WORK TO BE COMPLETED
Copy every line that mentions the word "Koniec".
* * * * *
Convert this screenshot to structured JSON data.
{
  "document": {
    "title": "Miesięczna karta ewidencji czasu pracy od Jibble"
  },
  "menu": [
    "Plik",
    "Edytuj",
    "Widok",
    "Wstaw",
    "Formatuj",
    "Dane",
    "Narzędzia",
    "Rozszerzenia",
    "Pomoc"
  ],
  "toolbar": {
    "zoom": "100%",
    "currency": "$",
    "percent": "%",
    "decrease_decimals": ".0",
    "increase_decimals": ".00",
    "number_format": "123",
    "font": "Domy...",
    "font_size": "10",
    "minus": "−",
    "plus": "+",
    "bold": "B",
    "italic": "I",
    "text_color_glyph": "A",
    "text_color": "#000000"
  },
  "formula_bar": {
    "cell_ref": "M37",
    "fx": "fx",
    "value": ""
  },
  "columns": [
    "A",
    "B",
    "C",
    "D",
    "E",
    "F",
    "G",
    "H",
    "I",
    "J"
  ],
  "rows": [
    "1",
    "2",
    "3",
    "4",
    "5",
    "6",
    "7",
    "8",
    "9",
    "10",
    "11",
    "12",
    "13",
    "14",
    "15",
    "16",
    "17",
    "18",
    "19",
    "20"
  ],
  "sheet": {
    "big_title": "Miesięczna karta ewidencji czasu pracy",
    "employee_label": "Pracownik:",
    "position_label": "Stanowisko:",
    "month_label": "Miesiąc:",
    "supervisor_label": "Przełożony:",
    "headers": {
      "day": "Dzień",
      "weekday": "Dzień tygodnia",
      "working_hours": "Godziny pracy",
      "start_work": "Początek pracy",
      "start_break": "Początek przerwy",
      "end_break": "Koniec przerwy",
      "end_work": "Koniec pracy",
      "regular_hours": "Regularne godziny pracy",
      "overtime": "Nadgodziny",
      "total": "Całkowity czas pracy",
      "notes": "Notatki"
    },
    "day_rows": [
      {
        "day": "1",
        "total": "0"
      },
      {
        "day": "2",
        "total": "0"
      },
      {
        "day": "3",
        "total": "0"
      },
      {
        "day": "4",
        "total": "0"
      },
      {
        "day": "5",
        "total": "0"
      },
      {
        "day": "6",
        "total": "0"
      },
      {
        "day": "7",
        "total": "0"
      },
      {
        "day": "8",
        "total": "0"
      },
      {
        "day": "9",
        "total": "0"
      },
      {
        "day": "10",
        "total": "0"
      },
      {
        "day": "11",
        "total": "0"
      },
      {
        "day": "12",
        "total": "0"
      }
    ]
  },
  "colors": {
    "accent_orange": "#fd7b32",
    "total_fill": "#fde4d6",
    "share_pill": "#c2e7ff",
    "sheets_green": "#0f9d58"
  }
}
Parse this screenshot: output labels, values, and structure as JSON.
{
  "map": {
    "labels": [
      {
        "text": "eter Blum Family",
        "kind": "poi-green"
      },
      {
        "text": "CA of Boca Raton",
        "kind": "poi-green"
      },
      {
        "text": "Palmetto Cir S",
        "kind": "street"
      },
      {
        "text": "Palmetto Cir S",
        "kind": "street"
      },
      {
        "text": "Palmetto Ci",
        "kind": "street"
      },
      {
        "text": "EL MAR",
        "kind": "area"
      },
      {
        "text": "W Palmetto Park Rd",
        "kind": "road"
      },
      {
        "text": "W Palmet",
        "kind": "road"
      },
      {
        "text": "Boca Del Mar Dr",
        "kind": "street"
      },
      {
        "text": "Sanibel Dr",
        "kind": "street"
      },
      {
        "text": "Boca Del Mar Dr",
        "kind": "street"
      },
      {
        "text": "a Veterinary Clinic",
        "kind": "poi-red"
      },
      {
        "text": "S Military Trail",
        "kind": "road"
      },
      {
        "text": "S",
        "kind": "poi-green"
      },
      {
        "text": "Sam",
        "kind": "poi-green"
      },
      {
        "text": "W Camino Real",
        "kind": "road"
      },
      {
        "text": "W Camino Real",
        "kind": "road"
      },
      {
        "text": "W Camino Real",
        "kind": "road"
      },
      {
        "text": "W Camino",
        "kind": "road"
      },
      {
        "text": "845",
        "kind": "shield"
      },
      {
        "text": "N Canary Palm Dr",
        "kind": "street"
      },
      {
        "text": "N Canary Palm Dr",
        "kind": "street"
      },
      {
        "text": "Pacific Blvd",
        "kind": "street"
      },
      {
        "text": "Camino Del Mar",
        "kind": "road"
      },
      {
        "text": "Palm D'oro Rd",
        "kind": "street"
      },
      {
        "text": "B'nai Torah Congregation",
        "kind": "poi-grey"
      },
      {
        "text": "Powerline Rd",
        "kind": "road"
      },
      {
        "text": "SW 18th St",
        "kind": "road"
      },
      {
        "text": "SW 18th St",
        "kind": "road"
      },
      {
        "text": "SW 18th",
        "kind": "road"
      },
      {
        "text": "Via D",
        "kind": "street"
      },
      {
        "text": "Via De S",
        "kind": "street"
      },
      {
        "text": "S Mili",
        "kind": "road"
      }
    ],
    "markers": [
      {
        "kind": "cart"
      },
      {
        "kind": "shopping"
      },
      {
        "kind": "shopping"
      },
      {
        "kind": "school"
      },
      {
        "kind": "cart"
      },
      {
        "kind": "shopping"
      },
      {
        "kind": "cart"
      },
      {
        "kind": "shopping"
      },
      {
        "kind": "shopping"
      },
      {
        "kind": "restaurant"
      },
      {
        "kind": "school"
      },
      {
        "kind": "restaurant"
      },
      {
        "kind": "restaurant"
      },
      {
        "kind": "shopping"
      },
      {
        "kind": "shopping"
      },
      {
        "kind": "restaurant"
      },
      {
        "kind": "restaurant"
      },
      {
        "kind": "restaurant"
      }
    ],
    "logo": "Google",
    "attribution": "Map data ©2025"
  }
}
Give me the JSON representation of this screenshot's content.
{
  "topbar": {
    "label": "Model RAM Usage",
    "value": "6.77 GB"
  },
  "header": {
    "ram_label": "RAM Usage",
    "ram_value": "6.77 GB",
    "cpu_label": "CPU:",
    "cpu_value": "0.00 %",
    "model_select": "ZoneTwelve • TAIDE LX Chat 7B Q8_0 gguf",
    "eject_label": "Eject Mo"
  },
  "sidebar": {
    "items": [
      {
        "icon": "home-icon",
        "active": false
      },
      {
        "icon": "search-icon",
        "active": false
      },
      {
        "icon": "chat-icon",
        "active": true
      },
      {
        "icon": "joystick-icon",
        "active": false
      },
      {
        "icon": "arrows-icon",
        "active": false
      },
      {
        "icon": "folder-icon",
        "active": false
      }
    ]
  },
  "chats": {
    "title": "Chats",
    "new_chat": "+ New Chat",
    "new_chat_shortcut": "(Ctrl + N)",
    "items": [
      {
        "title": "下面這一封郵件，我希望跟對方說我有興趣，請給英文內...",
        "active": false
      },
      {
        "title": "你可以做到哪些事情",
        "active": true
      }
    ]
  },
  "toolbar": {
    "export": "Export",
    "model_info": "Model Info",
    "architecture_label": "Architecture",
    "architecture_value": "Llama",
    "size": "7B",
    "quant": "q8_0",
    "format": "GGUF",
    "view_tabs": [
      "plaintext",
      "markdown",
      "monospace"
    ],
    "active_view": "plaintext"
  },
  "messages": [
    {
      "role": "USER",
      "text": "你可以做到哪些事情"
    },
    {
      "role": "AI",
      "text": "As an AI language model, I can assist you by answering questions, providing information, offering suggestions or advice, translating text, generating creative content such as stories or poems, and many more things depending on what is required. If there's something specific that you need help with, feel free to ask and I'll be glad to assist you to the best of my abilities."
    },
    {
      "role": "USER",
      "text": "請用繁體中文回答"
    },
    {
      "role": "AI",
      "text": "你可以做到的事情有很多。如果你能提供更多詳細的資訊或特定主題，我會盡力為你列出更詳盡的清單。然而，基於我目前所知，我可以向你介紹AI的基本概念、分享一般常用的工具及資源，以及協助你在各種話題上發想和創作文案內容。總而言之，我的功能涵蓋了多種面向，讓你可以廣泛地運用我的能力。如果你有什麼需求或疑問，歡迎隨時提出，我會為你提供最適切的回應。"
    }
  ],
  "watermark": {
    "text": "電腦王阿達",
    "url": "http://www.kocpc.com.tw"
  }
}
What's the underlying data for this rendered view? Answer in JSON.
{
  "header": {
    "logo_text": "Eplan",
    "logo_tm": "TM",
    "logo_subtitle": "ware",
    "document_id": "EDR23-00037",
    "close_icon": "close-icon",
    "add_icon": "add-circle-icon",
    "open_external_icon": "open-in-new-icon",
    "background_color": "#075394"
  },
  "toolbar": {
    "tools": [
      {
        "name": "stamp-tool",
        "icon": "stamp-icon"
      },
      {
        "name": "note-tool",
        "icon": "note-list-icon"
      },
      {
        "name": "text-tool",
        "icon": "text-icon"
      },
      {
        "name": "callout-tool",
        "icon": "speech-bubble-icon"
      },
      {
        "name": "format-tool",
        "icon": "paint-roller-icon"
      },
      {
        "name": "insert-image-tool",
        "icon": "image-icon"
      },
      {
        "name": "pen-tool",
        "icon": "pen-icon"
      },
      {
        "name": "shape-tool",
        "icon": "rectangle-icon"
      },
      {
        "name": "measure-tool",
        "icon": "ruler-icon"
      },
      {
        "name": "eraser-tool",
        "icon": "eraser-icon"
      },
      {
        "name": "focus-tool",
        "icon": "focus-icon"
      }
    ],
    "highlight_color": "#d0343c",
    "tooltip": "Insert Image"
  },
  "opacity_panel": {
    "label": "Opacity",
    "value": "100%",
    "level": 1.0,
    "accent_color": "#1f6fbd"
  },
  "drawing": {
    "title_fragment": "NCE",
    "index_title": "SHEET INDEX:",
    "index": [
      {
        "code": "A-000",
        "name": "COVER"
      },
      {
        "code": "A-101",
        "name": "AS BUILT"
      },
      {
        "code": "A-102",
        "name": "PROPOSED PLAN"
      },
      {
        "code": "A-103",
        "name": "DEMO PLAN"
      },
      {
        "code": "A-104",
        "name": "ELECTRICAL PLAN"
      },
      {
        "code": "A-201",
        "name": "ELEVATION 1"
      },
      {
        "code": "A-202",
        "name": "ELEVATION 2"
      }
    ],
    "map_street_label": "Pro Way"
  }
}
* * * * *
ANSWER TO THE PROBLEM
      "end_break": "Koniec przerwy",
      "end_work": "Koniec pracy",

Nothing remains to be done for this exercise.